• Exercise description
Repeat all the material exactly; pictures stay out of your copy.

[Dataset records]

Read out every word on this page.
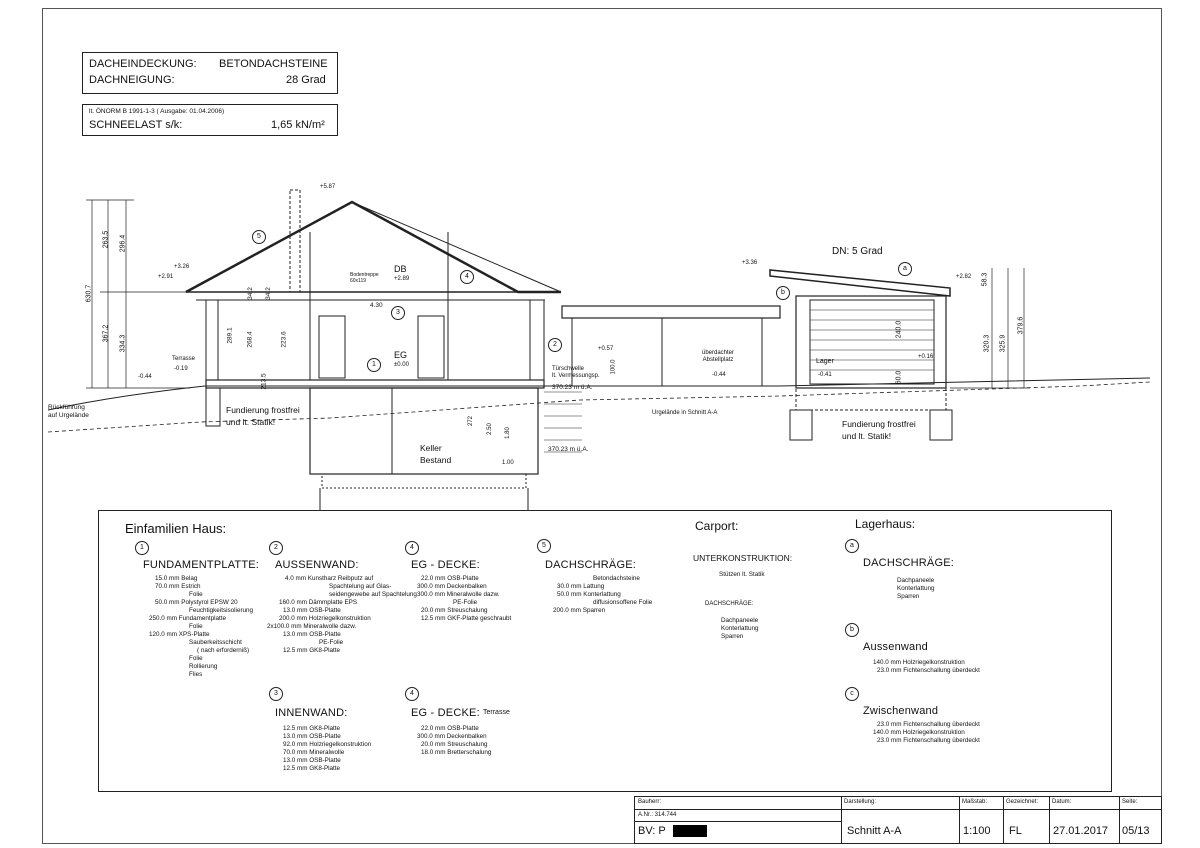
DACHEINDECKUNG: BETONDACHSTEINE
DACHNEIGUNG:	28 Grad
lt. ÖNORM B 1991-1-3 ( Ausgabe: 01.04.2006)
SCHNEELAST s/k:	1,65 kN/m²
630.7
367.2
334.3
263.5 296.4
+5.87
+3.26
+2.91
Terrasse
-0.19
-0.44
Bodentreppe
60x119
DB
+2.89
EG
±0.00
289.1 268.4
34.2 34.2
213.5
4.30
223.6
Rückführung
auf Urgelände
Fundierung frostfrei
und lt. Statik!
Keller
Bestand
272
2.50 1.80
1.00
Türschwelle
lt. Vermessungsp.
+0.57
100.0
370.23 m ü.A.
370.23 m ü.A.
überdachter
Abstellplatz
-0.44
Urgelände in Schnitt A-A
DN: 5 Grad
+3.36
+2.82
Lager
-0.41
+0.16
Fundierung frostfrei
und lt. Statik!
320.3 325.9
379.6
58.3
240.0
60.0
5
4
3
2
1
a
b
Einfamilien Haus:	Carport:	Lagerhaus:
1
FUNDAMENTPLATTE:
15.0 mm Belag
70.0 mm Estrich
Folie
50.0 mm Polystyrol EPSW 20
Feuchtigkeitsisolierung
250.0 mm Fundamentplatte
Folie
120.0 mm XPS-Platte
Sauberkeitsschicht
( nach erforderniß)
Folie
Rollierung
Flies
2
AUSSENWAND:
4.0 mm Kunstharz Reibputz auf
Spachtelung auf Glas-
seidengewebe auf Spachtelung
160.0 mm Dämmplatte EPS
13.0 mm OSB-Platte
200.0 mm Holzriegelkonstruktion
2x100.0 mm Mineralwolle dazw.
13.0 mm OSB-Platte
PE-Folie
12.5 mm GK8-Platte
3
INNENWAND:
12.5 mm GK8-Platte
13.0 mm OSB-Platte
92.0 mm Holzriegelkonstruktion
70.0 mm Mineralwolle
13.0 mm OSB-Platte
12.5 mm GK8-Platte
4
EG - DECKE:
22.0 mm OSB-Platte
300.0 mm Deckenbalken
300.0 mm Mineralwolle dazw.
PE-Folie
20.0 mm Streuschalung
12.5 mm GKF-Platte geschraubt
4
EG - DECKE: Terrasse
22.0 mm OSB-Platte
300.0 mm Deckenbalken
20.0 mm Streuschalung
18.0 mm Bretterschalung
5
DACHSCHRÄGE:
Betondachsteine
30.0 mm Lattung
50.0 mm Konterlattung
diffusionsoffene Folie
200.0 mm Sparren
UNTERKONSTRUKTION:
Stützen lt. Statik
DACHSCHRÄGE:
Dachpaneele
Konterlattung
Sparren
a
DACHSCHRÄGE:
Dachpaneele
Konterlattung
Sparren
b
Aussenwand
140.0 mm Holzriegelkonstruktion
23.0 mm Fichtenschallung überdeckt
c
Zwischenwand
23.0 mm Fichtenschallung überdeckt
140.0 mm Holzriegelkonstruktion
23.0 mm Fichtenschallung überdeckt
Bauherr:
A.Nr.: 314.744
BV: P
Darstellung:
Schnitt A-A
Maßstab:
1:100
Gezeichnet:
FL
Datum:
27.01.2017
Seite:
05/13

• Response for this exercise
Read out every word on this page.
DACHEINDECKUNG: BETONDACHSTEINE
DACHNEIGUNG:	28 Grad
lt. ÖNORM B 1991-1-3 ( Ausgabe: 01.04.2006)
SCHNEELAST s/k:	1,65 kN/m²
630.7
367.2
334.3
263.5 296.4
+5.87
+3.26
+2.91
Terrasse
-0.19
-0.44
Bodentreppe
60x119
DB
+2.89
EG
±0.00
289.1 268.4
34.2 34.2
213.5
4.30
223.6
Rückführung
auf Urgelände
Fundierung frostfrei
und lt. Statik!
Keller
Bestand
272
2.50 1.80
1.00
Türschwelle
lt. Vermessungsp.
+0.57
100.0
370.23 m ü.A.
370.23 m ü.A.
überdachter
Abstellplatz
-0.44
Urgelände in Schnitt A-A
DN: 5 Grad
+3.36
+2.82
Lager
-0.41
+0.16
Fundierung frostfrei
und lt. Statik!
320.3 325.9
379.6
58.3
240.0
60.0
5
4
3
2
1
a
b
Einfamilien Haus:	Carport:	Lagerhaus:
1
FUNDAMENTPLATTE:
15.0 mm Belag
70.0 mm Estrich
Folie
50.0 mm Polystyrol EPSW 20
Feuchtigkeitsisolierung
250.0 mm Fundamentplatte
Folie
120.0 mm XPS-Platte
Sauberkeitsschicht
( nach erforderniß)
Folie
Rollierung
Flies
2
AUSSENWAND:
4.0 mm Kunstharz Reibputz auf
Spachtelung auf Glas-
seidengewebe auf Spachtelung
160.0 mm Dämmplatte EPS
13.0 mm OSB-Platte
200.0 mm Holzriegelkonstruktion
2x100.0 mm Mineralwolle dazw.
13.0 mm OSB-Platte
PE-Folie
12.5 mm GK8-Platte
3
INNENWAND:
12.5 mm GK8-Platte
13.0 mm OSB-Platte
92.0 mm Holzriegelkonstruktion
70.0 mm Mineralwolle
13.0 mm OSB-Platte
12.5 mm GK8-Platte
4
EG - DECKE:
22.0 mm OSB-Platte
300.0 mm Deckenbalken
300.0 mm Mineralwolle dazw.
PE-Folie
20.0 mm Streuschalung
12.5 mm GKF-Platte geschraubt
4
EG - DECKE: Terrasse
22.0 mm OSB-Platte
300.0 mm Deckenbalken
20.0 mm Streuschalung
18.0 mm Bretterschalung
5
DACHSCHRÄGE:
Betondachsteine
30.0 mm Lattung
50.0 mm Konterlattung
diffusionsoffene Folie
200.0 mm Sparren
UNTERKONSTRUKTION:
Stützen lt. Statik
DACHSCHRÄGE:
Dachpaneele
Konterlattung
Sparren
a
DACHSCHRÄGE:
Dachpaneele
Konterlattung
Sparren
b
Aussenwand
140.0 mm Holzriegelkonstruktion
23.0 mm Fichtenschallung überdeckt
c
Zwischenwand
23.0 mm Fichtenschallung überdeckt
140.0 mm Holzriegelkonstruktion
23.0 mm Fichtenschallung überdeckt
Bauherr:
A.Nr.: 314.744
BV: P
Darstellung:
Schnitt A-A
Maßstab:
1:100
Gezeichnet:
FL
Datum:
27.01.2017
Seite:
05/13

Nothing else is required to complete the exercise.